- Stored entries
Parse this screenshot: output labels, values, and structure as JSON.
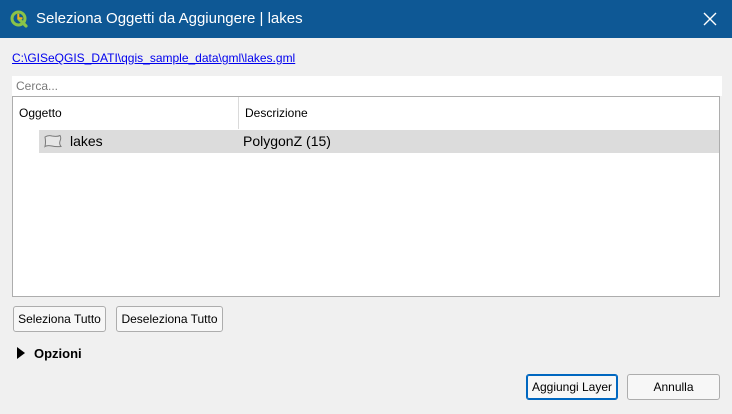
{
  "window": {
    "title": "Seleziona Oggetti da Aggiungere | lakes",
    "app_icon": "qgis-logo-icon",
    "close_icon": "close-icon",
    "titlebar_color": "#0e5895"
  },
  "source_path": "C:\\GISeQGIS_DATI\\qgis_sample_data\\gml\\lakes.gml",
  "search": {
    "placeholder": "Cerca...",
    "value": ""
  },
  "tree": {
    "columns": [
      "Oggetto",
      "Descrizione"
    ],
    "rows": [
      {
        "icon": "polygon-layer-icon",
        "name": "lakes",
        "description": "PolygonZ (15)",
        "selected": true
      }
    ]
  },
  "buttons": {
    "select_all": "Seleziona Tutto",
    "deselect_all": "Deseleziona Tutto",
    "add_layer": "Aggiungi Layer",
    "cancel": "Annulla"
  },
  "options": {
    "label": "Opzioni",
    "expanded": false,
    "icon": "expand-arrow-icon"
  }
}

- YOUR INSTRUCTIONS
Repeat the material exactly as it reads, without any of its pictures.

- REPLY TO THE TASK
Parse this screenshot: output labels, values, and structure as JSON.
{
  "window": {
    "title": "Seleziona Oggetti da Aggiungere | lakes",
    "app_icon": "qgis-logo-icon",
    "close_icon": "close-icon",
    "titlebar_color": "#0e5895"
  },
  "source_path": "C:\\GISeQGIS_DATI\\qgis_sample_data\\gml\\lakes.gml",
  "search": {
    "placeholder": "Cerca...",
    "value": ""
  },
  "tree": {
    "columns": [
      "Oggetto",
      "Descrizione"
    ],
    "rows": [
      {
        "icon": "polygon-layer-icon",
        "name": "lakes",
        "description": "PolygonZ (15)",
        "selected": true
      }
    ]
  },
  "buttons": {
    "select_all": "Seleziona Tutto",
    "deselect_all": "Deseleziona Tutto",
    "add_layer": "Aggiungi Layer",
    "cancel": "Annulla"
  },
  "options": {
    "label": "Opzioni",
    "expanded": false,
    "icon": "expand-arrow-icon"
  }
}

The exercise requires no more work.